■ **Short exercise**: Below are the records; pull every line that includes "Client".

▬▬▬

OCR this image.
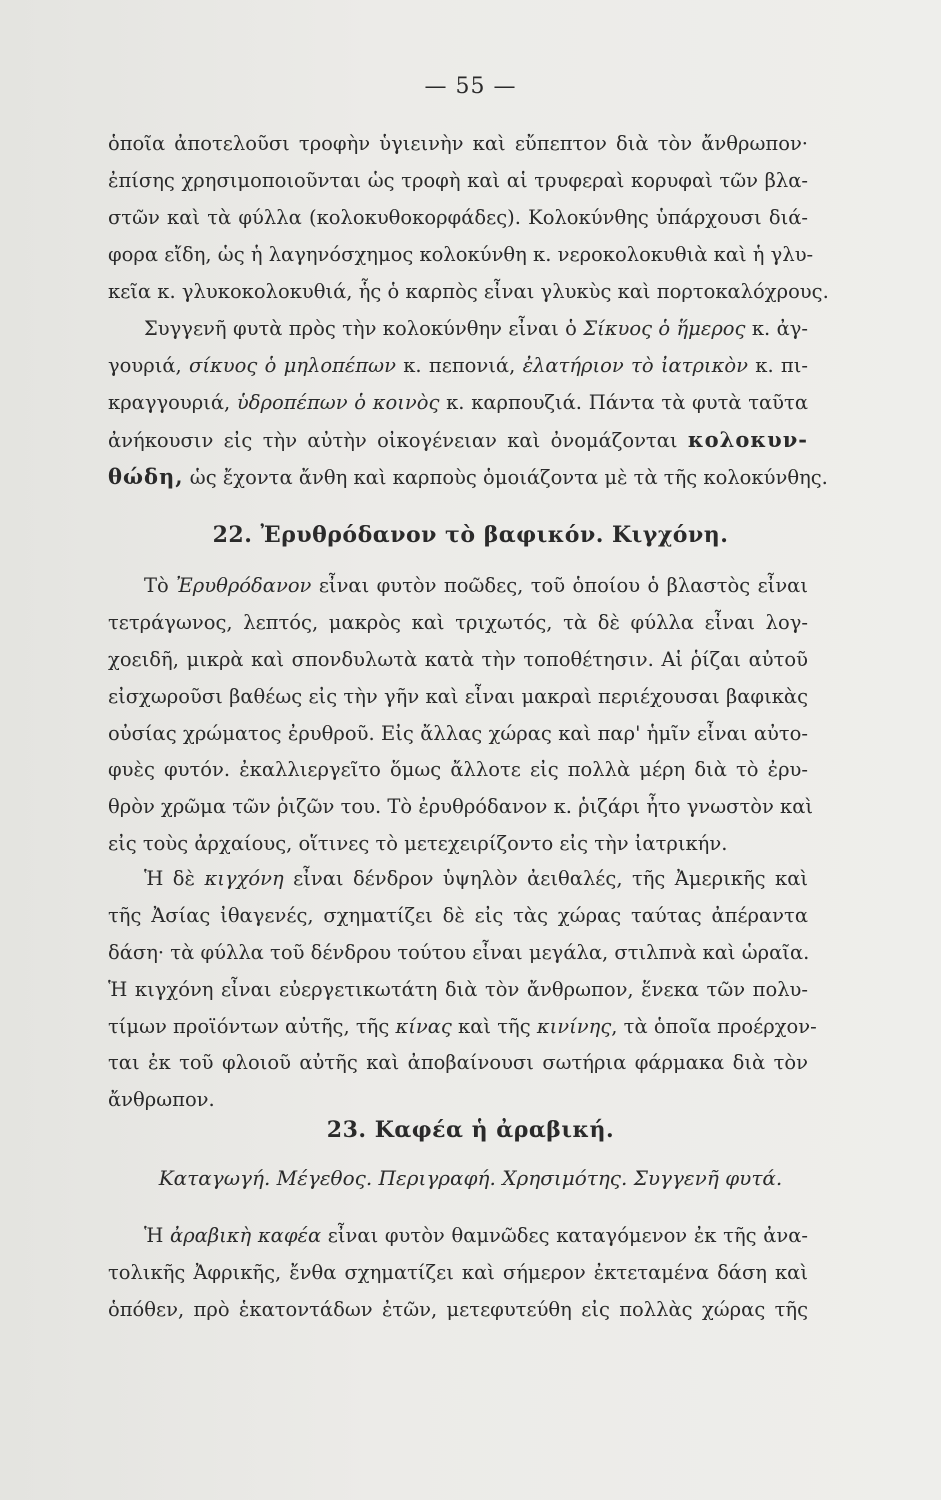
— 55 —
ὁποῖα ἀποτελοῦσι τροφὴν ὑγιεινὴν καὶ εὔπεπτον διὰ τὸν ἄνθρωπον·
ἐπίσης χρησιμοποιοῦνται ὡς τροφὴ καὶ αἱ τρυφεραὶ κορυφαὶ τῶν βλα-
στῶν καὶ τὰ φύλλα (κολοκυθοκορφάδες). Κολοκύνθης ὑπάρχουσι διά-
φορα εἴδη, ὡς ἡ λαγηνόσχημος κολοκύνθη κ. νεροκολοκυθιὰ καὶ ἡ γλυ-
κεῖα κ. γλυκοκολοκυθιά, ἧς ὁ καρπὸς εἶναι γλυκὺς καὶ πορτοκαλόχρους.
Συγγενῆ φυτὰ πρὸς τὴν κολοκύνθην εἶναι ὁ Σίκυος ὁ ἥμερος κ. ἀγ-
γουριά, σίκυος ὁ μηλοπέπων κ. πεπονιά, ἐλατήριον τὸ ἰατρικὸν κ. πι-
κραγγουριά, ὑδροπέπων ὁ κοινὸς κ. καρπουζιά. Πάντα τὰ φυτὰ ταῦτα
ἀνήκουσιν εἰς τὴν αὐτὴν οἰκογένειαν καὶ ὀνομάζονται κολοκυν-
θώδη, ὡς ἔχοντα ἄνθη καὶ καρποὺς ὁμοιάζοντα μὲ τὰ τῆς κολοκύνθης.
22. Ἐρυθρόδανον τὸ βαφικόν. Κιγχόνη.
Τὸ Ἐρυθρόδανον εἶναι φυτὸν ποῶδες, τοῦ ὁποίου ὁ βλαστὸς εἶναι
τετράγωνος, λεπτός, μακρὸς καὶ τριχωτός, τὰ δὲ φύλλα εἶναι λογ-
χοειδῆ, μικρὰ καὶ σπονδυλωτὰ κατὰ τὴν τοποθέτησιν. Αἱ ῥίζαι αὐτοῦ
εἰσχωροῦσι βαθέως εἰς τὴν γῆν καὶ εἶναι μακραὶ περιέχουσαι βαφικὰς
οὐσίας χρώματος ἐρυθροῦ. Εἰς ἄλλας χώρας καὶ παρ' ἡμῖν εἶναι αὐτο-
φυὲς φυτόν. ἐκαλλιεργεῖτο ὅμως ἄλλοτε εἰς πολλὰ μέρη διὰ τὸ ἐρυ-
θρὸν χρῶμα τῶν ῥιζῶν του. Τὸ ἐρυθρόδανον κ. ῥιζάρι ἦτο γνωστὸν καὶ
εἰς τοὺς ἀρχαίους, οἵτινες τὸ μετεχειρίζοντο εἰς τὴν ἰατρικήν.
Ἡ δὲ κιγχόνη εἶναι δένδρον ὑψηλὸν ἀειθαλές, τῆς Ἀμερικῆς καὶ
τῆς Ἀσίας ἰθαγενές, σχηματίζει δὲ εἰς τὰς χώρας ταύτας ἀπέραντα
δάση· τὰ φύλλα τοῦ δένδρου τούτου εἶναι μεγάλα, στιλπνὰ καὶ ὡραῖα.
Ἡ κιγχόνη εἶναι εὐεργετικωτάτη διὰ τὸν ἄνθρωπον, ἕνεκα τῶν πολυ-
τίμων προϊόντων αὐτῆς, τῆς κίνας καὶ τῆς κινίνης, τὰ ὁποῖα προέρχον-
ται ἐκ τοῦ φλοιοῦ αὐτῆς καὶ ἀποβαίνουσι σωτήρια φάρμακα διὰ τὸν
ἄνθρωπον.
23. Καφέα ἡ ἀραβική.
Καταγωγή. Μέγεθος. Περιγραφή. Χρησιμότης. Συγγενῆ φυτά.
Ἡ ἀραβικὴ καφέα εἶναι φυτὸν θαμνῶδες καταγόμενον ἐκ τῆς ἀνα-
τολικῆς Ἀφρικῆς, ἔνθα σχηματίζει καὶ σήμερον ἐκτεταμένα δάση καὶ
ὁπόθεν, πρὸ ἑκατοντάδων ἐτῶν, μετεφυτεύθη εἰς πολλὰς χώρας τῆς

▬▬▬

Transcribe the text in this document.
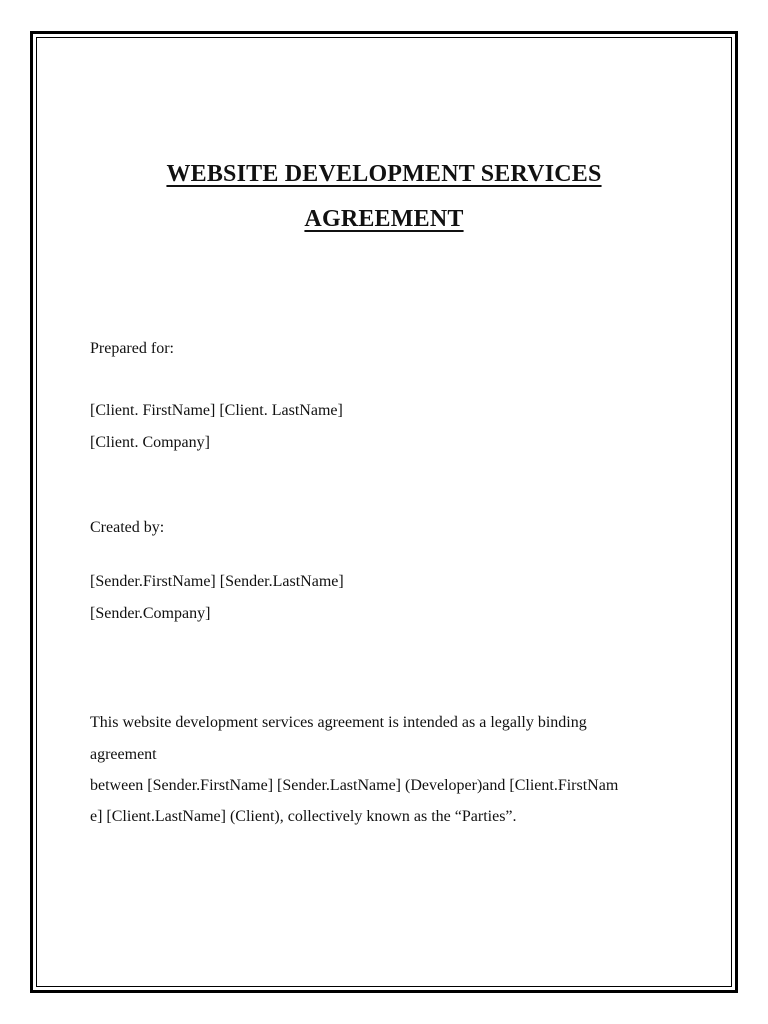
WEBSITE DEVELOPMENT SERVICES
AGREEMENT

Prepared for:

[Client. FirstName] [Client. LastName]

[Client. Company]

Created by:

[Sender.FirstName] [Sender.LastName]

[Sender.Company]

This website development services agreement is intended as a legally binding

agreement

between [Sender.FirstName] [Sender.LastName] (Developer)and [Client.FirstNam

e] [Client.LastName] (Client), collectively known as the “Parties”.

▬▬▬

■ **Task answer**:
[Client. FirstName] [Client. LastName]
[Client. Company]
between [Sender.FirstName] [Sender.LastName] (Developer)and [Client.FirstNam
e] [Client.LastName] (Client), collectively known as the “Parties”.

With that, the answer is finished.